### Directions for this task
Find all lines in the records that include the word "upload", and copy them out.

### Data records
┄┄┄┄┄┄

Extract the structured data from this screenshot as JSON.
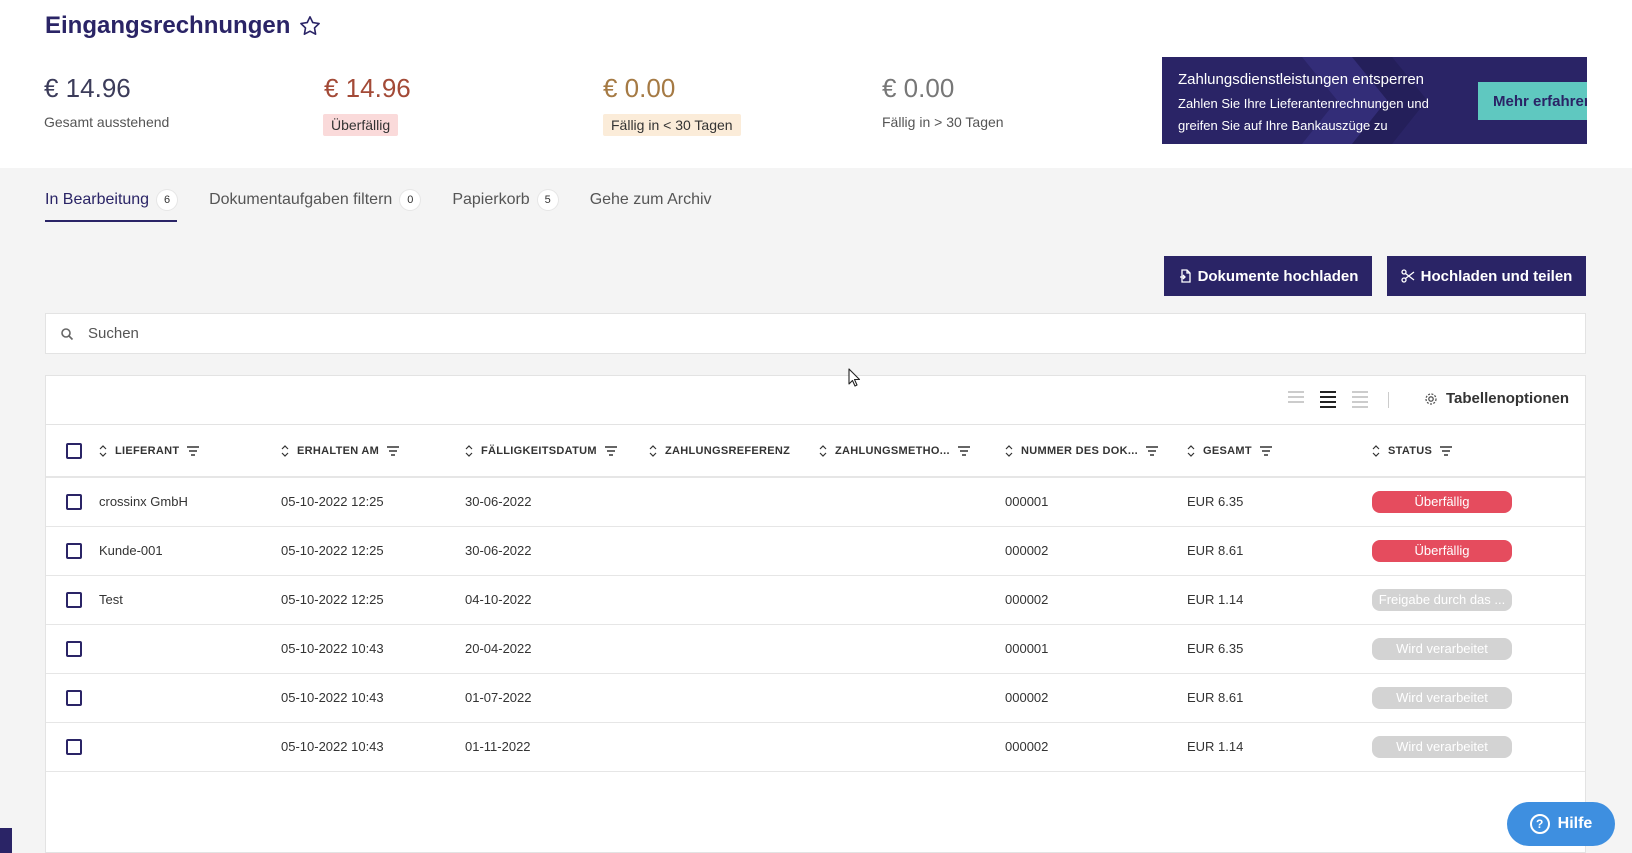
{
  "header": {
    "title": "Eingangsrechnungen",
    "favorite_icon": "star-outline-icon"
  },
  "stats": [
    {
      "amount": "€ 14.96",
      "label": "Gesamt ausstehend",
      "color": "#3c3c5a"
    },
    {
      "amount": "€ 14.96",
      "label": "Überfällig",
      "color": "#a34a37",
      "label_bg": "#fadada"
    },
    {
      "amount": "€ 0.00",
      "label": "Fällig in < 30 Tagen",
      "color": "#a57a44",
      "label_bg": "#fbecd9"
    },
    {
      "amount": "€ 0.00",
      "label": "Fällig in > 30 Tagen",
      "color": "#777777"
    }
  ],
  "promo": {
    "title": "Zahlungsdienstleistungen entsperren",
    "text": "Zahlen Sie Ihre Lieferantenrechnungen und greifen Sie auf Ihre Bankauszüge zu",
    "button": "Mehr erfahren",
    "bg": "#2a2466",
    "button_bg": "#5fc8c0"
  },
  "tabs": [
    {
      "label": "In Bearbeitung",
      "count": "6",
      "active": true
    },
    {
      "label": "Dokumentaufgaben filtern",
      "count": "0"
    },
    {
      "label": "Papierkorb",
      "count": "5"
    },
    {
      "label": "Gehe zum Archiv"
    }
  ],
  "actions": {
    "upload": "Dokumente hochladen",
    "upload_icon": "document-upload-icon",
    "split": "Hochladen und teilen",
    "split_icon": "scissors-icon"
  },
  "search": {
    "placeholder": "Suchen",
    "value": ""
  },
  "table_options": {
    "label": "Tabellenoptionen",
    "icon": "gear-icon"
  },
  "columns": [
    "LIEFERANT",
    "ERHALTEN AM",
    "FÄLLIGKEITSDATUM",
    "ZAHLUNGSREFERENZ",
    "ZAHLUNGSMETHO...",
    "NUMMER DES DOK...",
    "GESAMT",
    "STATUS"
  ],
  "rows": [
    {
      "supplier": "crossinx GmbH",
      "received": "05-10-2022 12:25",
      "due": "30-06-2022",
      "reference": "",
      "method": "",
      "doc_number": "000001",
      "total": "EUR 6.35",
      "status": "Überfällig",
      "status_type": "overdue"
    },
    {
      "supplier": "Kunde-001",
      "received": "05-10-2022 12:25",
      "due": "30-06-2022",
      "reference": "",
      "method": "",
      "doc_number": "000002",
      "total": "EUR 8.61",
      "status": "Überfällig",
      "status_type": "overdue"
    },
    {
      "supplier": "Test",
      "received": "05-10-2022 12:25",
      "due": "04-10-2022",
      "reference": "",
      "method": "",
      "doc_number": "000002",
      "total": "EUR 1.14",
      "status": "Freigabe durch das ...",
      "status_type": "grey"
    },
    {
      "supplier": "",
      "received": "05-10-2022 10:43",
      "due": "20-04-2022",
      "reference": "",
      "method": "",
      "doc_number": "000001",
      "total": "EUR 6.35",
      "status": "Wird verarbeitet",
      "status_type": "grey"
    },
    {
      "supplier": "",
      "received": "05-10-2022 10:43",
      "due": "01-07-2022",
      "reference": "",
      "method": "",
      "doc_number": "000002",
      "total": "EUR 8.61",
      "status": "Wird verarbeitet",
      "status_type": "grey"
    },
    {
      "supplier": "",
      "received": "05-10-2022 10:43",
      "due": "01-11-2022",
      "reference": "",
      "method": "",
      "doc_number": "000002",
      "total": "EUR 1.14",
      "status": "Wird verarbeitet",
      "status_type": "grey"
    }
  ],
  "help": {
    "label": "Hilfe",
    "icon": "question-circle-icon",
    "bg": "#3e8fe0"
  },
  "colors": {
    "primary": "#2a2466",
    "overdue": "#e54c5e",
    "pending": "#d3d3d3"
  }
}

┄┄┄┄┄┄

### The solution
    "upload": "Dokumente hochladen",
    "upload_icon": "document-upload-icon",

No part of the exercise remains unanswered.